# START OF Task material

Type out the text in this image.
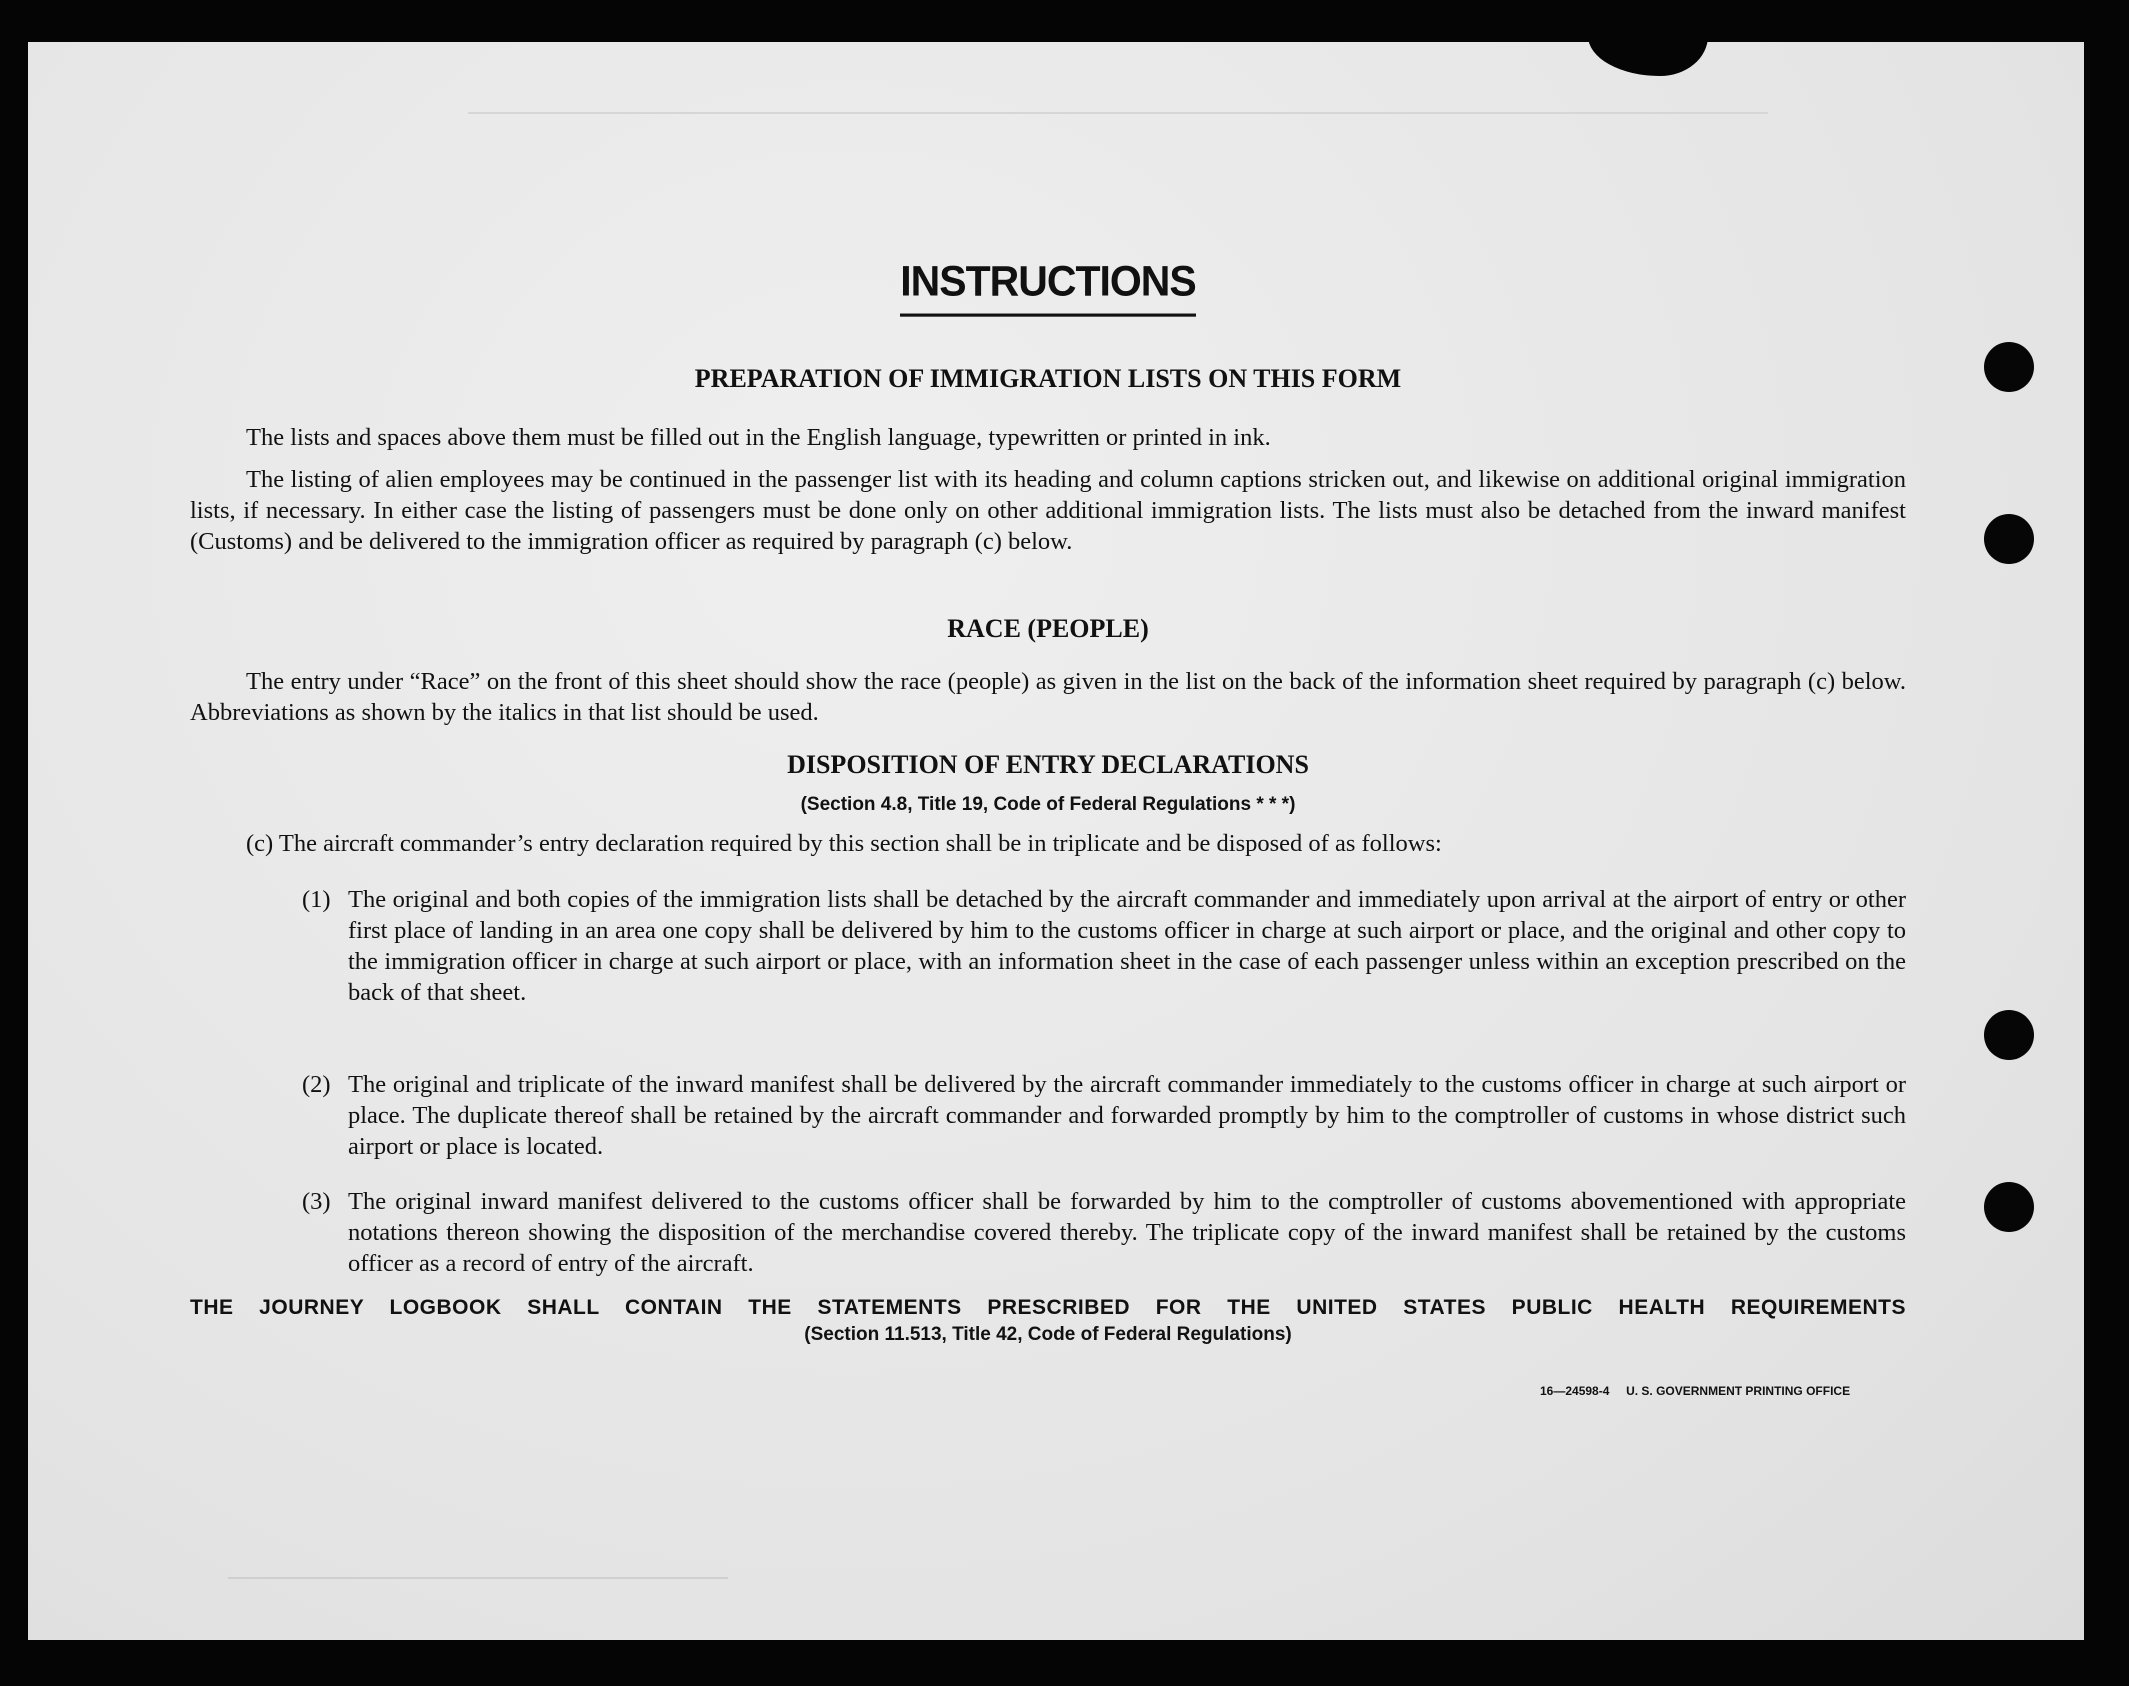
INSTRUCTIONS
PREPARATION OF IMMIGRATION LISTS ON THIS FORM
The lists and spaces above them must be filled out in the English language, typewritten or printed in ink.
The listing of alien employees may be continued in the passenger list with its heading and column captions stricken out, and likewise on additional original immigration lists, if necessary. In either case the listing of passengers must be done only on other additional immigration lists. The lists must also be detached from the inward manifest (Customs) and be delivered to the immigration officer as required by paragraph (c) below.
RACE (PEOPLE)
The entry under “Race” on the front of this sheet should show the race (people) as given in the list on the back of the information sheet required by paragraph (c) below. Abbreviations as shown by the italics in that list should be used.
DISPOSITION OF ENTRY DECLARATIONS
(Section 4.8, Title 19, Code of Federal Regulations * * *)
(c) The aircraft commander’s entry declaration required by this section shall be in triplicate and be disposed of as follows:
(1) The original and both copies of the immigration lists shall be detached by the aircraft commander and immediately upon arrival at the airport of entry or other first place of landing in an area one copy shall be delivered by him to the customs officer in charge at such airport or place, and the original and other copy to the immigration officer in charge at such airport or place, with an information sheet in the case of each passenger unless within an exception prescribed on the back of that sheet.
(2) The original and triplicate of the inward manifest shall be delivered by the aircraft commander immediately to the customs officer in charge at such airport or place. The duplicate thereof shall be retained by the aircraft commander and forwarded promptly by him to the comptroller of customs in whose district such airport or place is located.
(3) The original inward manifest delivered to the customs officer shall be forwarded by him to the comptroller of customs abovementioned with appropriate notations thereon showing the disposition of the merchandise covered thereby. The triplicate copy of the inward manifest shall be retained by the customs officer as a record of entry of the aircraft.
THE JOURNEY LOGBOOK SHALL CONTAIN THE STATEMENTS PRESCRIBED FOR THE UNITED STATES PUBLIC HEALTH REQUIREMENTS
(Section 11.513, Title 42, Code of Federal Regulations)
16—24598-4 U. S. GOVERNMENT PRINTING OFFICE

# END OF Task material

* **Written request**
Leave the pictures out, and transcribe each of the records exactly.

* **Worked solution**
Type out the text in this image.
INSTRUCTIONS
PREPARATION OF IMMIGRATION LISTS ON THIS FORM
The lists and spaces above them must be filled out in the English language, typewritten or printed in ink.
The listing of alien employees may be continued in the passenger list with its heading and column captions stricken out, and likewise on additional original immigration lists, if necessary. In either case the listing of passengers must be done only on other additional immigration lists. The lists must also be detached from the inward manifest (Customs) and be delivered to the immigration officer as required by paragraph (c) below.
RACE (PEOPLE)
The entry under “Race” on the front of this sheet should show the race (people) as given in the list on the back of the information sheet required by paragraph (c) below. Abbreviations as shown by the italics in that list should be used.
DISPOSITION OF ENTRY DECLARATIONS
(Section 4.8, Title 19, Code of Federal Regulations * * *)
(c) The aircraft commander’s entry declaration required by this section shall be in triplicate and be disposed of as follows:
(1) The original and both copies of the immigration lists shall be detached by the aircraft commander and immediately upon arrival at the airport of entry or other first place of landing in an area one copy shall be delivered by him to the customs officer in charge at such airport or place, and the original and other copy to the immigration officer in charge at such airport or place, with an information sheet in the case of each passenger unless within an exception prescribed on the back of that sheet.
(2) The original and triplicate of the inward manifest shall be delivered by the aircraft commander immediately to the customs officer in charge at such airport or place. The duplicate thereof shall be retained by the aircraft commander and forwarded promptly by him to the comptroller of customs in whose district such airport or place is located.
(3) The original inward manifest delivered to the customs officer shall be forwarded by him to the comptroller of customs abovementioned with appropriate notations thereon showing the disposition of the merchandise covered thereby. The triplicate copy of the inward manifest shall be retained by the customs officer as a record of entry of the aircraft.
THE JOURNEY LOGBOOK SHALL CONTAIN THE STATEMENTS PRESCRIBED FOR THE UNITED STATES PUBLIC HEALTH REQUIREMENTS
(Section 11.513, Title 42, Code of Federal Regulations)
16—24598-4 U. S. GOVERNMENT PRINTING OFFICE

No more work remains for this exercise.